## WORK REQUIRED
Transcribe every entry word for word, but skip the images.

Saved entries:
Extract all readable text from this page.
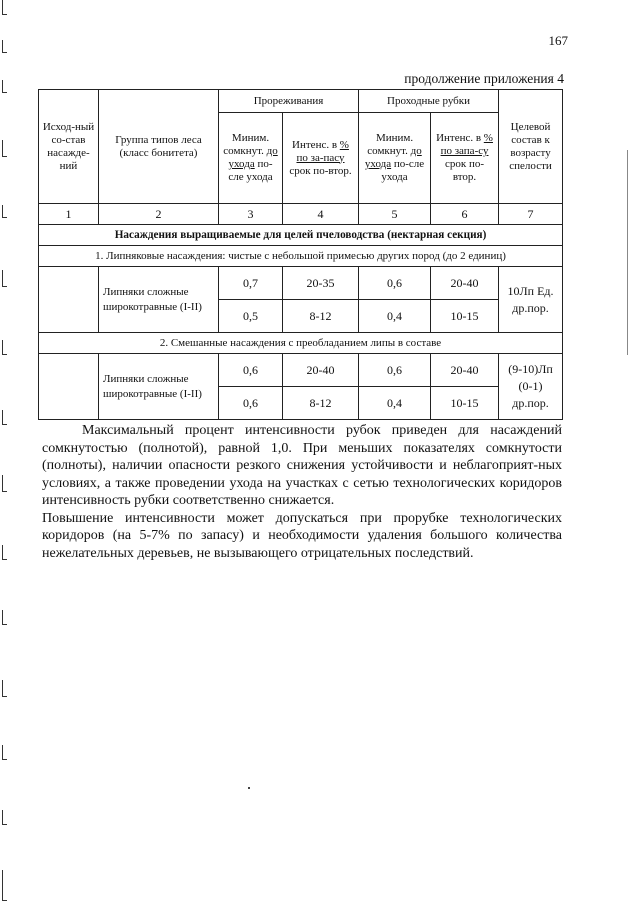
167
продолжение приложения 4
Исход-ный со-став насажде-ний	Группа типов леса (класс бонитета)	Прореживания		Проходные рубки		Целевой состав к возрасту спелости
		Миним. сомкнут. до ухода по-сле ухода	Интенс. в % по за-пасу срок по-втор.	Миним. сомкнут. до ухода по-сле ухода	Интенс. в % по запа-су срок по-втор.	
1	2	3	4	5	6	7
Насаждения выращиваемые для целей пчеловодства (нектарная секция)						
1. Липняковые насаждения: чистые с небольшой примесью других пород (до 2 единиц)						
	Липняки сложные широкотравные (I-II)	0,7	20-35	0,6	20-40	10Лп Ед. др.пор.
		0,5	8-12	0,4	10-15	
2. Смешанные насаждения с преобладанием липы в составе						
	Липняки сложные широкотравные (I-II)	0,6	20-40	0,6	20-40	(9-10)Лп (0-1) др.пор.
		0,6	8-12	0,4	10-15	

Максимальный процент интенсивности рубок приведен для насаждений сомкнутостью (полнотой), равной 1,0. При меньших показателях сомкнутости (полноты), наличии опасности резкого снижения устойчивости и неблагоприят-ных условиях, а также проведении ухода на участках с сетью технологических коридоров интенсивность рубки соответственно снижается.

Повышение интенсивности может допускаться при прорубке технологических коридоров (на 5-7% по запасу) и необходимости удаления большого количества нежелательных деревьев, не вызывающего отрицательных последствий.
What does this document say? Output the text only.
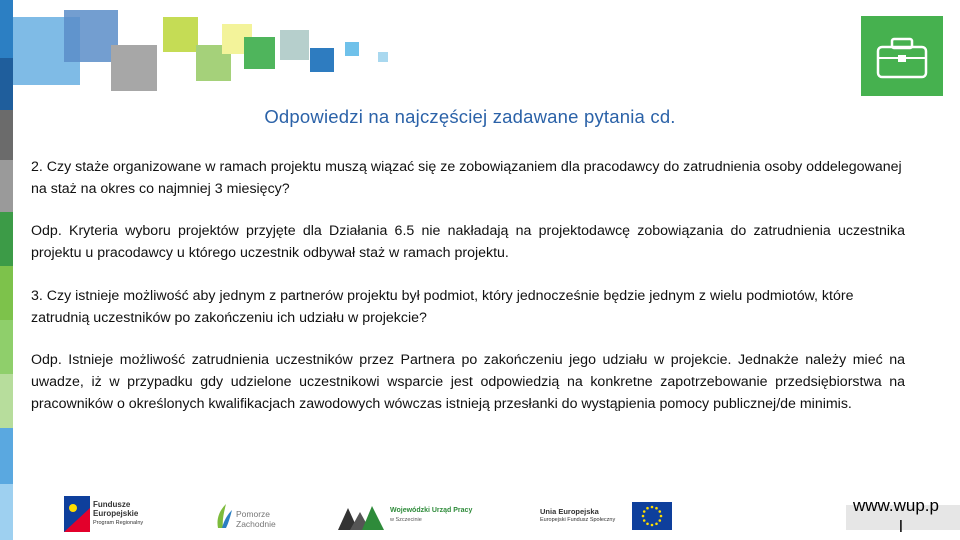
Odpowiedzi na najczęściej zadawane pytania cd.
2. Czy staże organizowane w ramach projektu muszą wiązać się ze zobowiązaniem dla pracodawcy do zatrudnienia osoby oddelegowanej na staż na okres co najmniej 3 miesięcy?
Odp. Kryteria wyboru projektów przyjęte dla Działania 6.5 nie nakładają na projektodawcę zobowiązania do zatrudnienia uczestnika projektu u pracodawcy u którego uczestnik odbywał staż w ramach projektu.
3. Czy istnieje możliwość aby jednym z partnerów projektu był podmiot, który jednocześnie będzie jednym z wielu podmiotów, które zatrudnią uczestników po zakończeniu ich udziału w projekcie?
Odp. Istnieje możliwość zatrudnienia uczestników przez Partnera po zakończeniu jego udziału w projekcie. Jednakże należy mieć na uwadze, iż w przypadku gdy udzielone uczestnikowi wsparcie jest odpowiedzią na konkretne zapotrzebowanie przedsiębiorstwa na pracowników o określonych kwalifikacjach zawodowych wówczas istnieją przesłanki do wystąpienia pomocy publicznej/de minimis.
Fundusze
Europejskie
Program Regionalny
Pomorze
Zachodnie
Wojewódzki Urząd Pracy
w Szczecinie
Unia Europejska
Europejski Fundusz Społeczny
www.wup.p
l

## SOLUTION TO THIS TASK
Extract all readable text from this page.
167
продолжение приложения 4
Исход-ный со-став насажде-ний	Группа типов леса (класс бонитета)	Прореживания		Проходные рубки		Целевой состав к возрасту спелости
		Миним. сомкнут. до ухода по-сле ухода	Интенс. в % по за-пасу срок по-втор.	Миним. сомкнут. до ухода по-сле ухода	Интенс. в % по запа-су срок по-втор.	
1	2	3	4	5	6	7
Насаждения выращиваемые для целей пчеловодства (нектарная секция)						
1. Липняковые насаждения: чистые с небольшой примесью других пород (до 2 единиц)						
	Липняки сложные широкотравные (I-II)	0,7	20-35	0,6	20-40	10Лп Ед. др.пор.
		0,5	8-12	0,4	10-15	
2. Смешанные насаждения с преобладанием липы в составе						
	Липняки сложные широкотравные (I-II)	0,6	20-40	0,6	20-40	(9-10)Лп (0-1) др.пор.
		0,6	8-12	0,4	10-15	

Максимальный процент интенсивности рубок приведен для насаждений сомкнутостью (полнотой), равной 1,0. При меньших показателях сомкнутости (полноты), наличии опасности резкого снижения устойчивости и неблагоприят-ных условиях, а также проведении ухода на участках с сетью технологических коридоров интенсивность рубки соответственно снижается.

Повышение интенсивности может допускаться при прорубке технологических коридоров (на 5-7% по запасу) и необходимости удаления большого количества нежелательных деревьев, не вызывающего отрицательных последствий.
What does this document say? Output the text only.
Odpowiedzi na najczęściej zadawane pytania cd.
2. Czy staże organizowane w ramach projektu muszą wiązać się ze zobowiązaniem dla pracodawcy do zatrudnienia osoby oddelegowanej na staż na okres co najmniej 3 miesięcy?
Odp. Kryteria wyboru projektów przyjęte dla Działania 6.5 nie nakładają na projektodawcę zobowiązania do zatrudnienia uczestnika projektu u pracodawcy u którego uczestnik odbywał staż w ramach projektu.
3. Czy istnieje możliwość aby jednym z partnerów projektu był podmiot, który jednocześnie będzie jednym z wielu podmiotów, które zatrudnią uczestników po zakończeniu ich udziału w projekcie?
Odp. Istnieje możliwość zatrudnienia uczestników przez Partnera po zakończeniu jego udziału w projekcie. Jednakże należy mieć na uwadze, iż w przypadku gdy udzielone uczestnikowi wsparcie jest odpowiedzią na konkretne zapotrzebowanie przedsiębiorstwa na pracowników o określonych kwalifikacjach zawodowych wówczas istnieją przesłanki do wystąpienia pomocy publicznej/de minimis.
Fundusze
Europejskie
Program Regionalny
Pomorze
Zachodnie
Wojewódzki Urząd Pracy
w Szczecinie
Unia Europejska
Europejski Fundusz Społeczny
www.wup.p
l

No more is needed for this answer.